[Stored entries]
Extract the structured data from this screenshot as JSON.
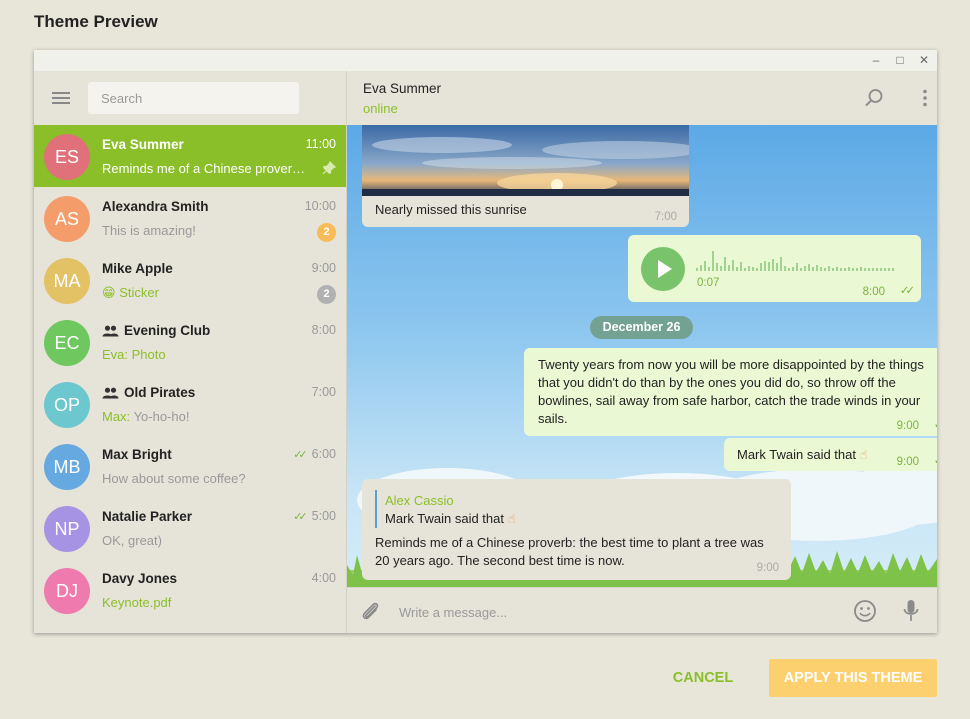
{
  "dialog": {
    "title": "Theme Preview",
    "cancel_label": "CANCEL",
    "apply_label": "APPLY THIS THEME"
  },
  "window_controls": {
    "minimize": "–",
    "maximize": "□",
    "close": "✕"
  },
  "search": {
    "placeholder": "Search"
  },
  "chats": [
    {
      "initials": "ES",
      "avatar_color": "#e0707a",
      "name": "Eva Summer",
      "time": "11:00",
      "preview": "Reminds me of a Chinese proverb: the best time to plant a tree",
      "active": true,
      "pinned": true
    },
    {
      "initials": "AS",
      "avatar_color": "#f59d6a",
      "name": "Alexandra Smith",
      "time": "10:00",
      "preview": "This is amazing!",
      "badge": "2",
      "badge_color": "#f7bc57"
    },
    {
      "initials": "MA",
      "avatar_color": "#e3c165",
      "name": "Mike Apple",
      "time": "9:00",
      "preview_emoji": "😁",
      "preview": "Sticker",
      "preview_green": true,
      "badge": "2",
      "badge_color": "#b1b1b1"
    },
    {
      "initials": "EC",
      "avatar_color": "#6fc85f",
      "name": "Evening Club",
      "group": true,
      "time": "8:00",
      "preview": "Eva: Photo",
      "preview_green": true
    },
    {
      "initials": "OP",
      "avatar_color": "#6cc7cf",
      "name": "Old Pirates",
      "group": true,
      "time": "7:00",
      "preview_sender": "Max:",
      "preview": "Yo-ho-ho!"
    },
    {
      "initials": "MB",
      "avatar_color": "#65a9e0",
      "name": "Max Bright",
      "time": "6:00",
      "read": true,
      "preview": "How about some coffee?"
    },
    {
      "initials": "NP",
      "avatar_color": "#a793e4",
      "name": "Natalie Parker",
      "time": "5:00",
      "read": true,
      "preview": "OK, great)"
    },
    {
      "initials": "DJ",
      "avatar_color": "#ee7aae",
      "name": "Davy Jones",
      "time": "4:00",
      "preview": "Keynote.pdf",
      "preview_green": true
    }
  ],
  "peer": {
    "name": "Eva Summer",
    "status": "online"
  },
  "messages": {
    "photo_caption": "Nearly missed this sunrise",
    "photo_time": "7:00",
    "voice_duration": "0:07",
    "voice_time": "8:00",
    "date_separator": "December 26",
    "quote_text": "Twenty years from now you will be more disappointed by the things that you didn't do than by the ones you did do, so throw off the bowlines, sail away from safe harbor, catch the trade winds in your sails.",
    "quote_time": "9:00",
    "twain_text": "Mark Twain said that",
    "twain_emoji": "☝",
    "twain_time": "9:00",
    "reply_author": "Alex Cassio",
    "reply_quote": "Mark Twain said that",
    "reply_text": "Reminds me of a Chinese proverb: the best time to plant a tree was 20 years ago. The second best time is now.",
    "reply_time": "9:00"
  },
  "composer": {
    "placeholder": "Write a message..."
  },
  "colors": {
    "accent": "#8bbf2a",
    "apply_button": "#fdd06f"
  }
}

▶ _Instruction_
Your task is to repeat the material above exactly, without its pictures.

▶ _Completed task_
Extract the structured data from this screenshot as JSON.
{
  "dialog": {
    "title": "Theme Preview",
    "cancel_label": "CANCEL",
    "apply_label": "APPLY THIS THEME"
  },
  "window_controls": {
    "minimize": "–",
    "maximize": "□",
    "close": "✕"
  },
  "search": {
    "placeholder": "Search"
  },
  "chats": [
    {
      "initials": "ES",
      "avatar_color": "#e0707a",
      "name": "Eva Summer",
      "time": "11:00",
      "preview": "Reminds me of a Chinese proverb: the best time to plant a tree",
      "active": true,
      "pinned": true
    },
    {
      "initials": "AS",
      "avatar_color": "#f59d6a",
      "name": "Alexandra Smith",
      "time": "10:00",
      "preview": "This is amazing!",
      "badge": "2",
      "badge_color": "#f7bc57"
    },
    {
      "initials": "MA",
      "avatar_color": "#e3c165",
      "name": "Mike Apple",
      "time": "9:00",
      "preview_emoji": "😁",
      "preview": "Sticker",
      "preview_green": true,
      "badge": "2",
      "badge_color": "#b1b1b1"
    },
    {
      "initials": "EC",
      "avatar_color": "#6fc85f",
      "name": "Evening Club",
      "group": true,
      "time": "8:00",
      "preview": "Eva: Photo",
      "preview_green": true
    },
    {
      "initials": "OP",
      "avatar_color": "#6cc7cf",
      "name": "Old Pirates",
      "group": true,
      "time": "7:00",
      "preview_sender": "Max:",
      "preview": "Yo-ho-ho!"
    },
    {
      "initials": "MB",
      "avatar_color": "#65a9e0",
      "name": "Max Bright",
      "time": "6:00",
      "read": true,
      "preview": "How about some coffee?"
    },
    {
      "initials": "NP",
      "avatar_color": "#a793e4",
      "name": "Natalie Parker",
      "time": "5:00",
      "read": true,
      "preview": "OK, great)"
    },
    {
      "initials": "DJ",
      "avatar_color": "#ee7aae",
      "name": "Davy Jones",
      "time": "4:00",
      "preview": "Keynote.pdf",
      "preview_green": true
    }
  ],
  "peer": {
    "name": "Eva Summer",
    "status": "online"
  },
  "messages": {
    "photo_caption": "Nearly missed this sunrise",
    "photo_time": "7:00",
    "voice_duration": "0:07",
    "voice_time": "8:00",
    "date_separator": "December 26",
    "quote_text": "Twenty years from now you will be more disappointed by the things that you didn't do than by the ones you did do, so throw off the bowlines, sail away from safe harbor, catch the trade winds in your sails.",
    "quote_time": "9:00",
    "twain_text": "Mark Twain said that",
    "twain_emoji": "☝",
    "twain_time": "9:00",
    "reply_author": "Alex Cassio",
    "reply_quote": "Mark Twain said that",
    "reply_text": "Reminds me of a Chinese proverb: the best time to plant a tree was 20 years ago. The second best time is now.",
    "reply_time": "9:00"
  },
  "composer": {
    "placeholder": "Write a message..."
  },
  "colors": {
    "accent": "#8bbf2a",
    "apply_button": "#fdd06f"
  }
}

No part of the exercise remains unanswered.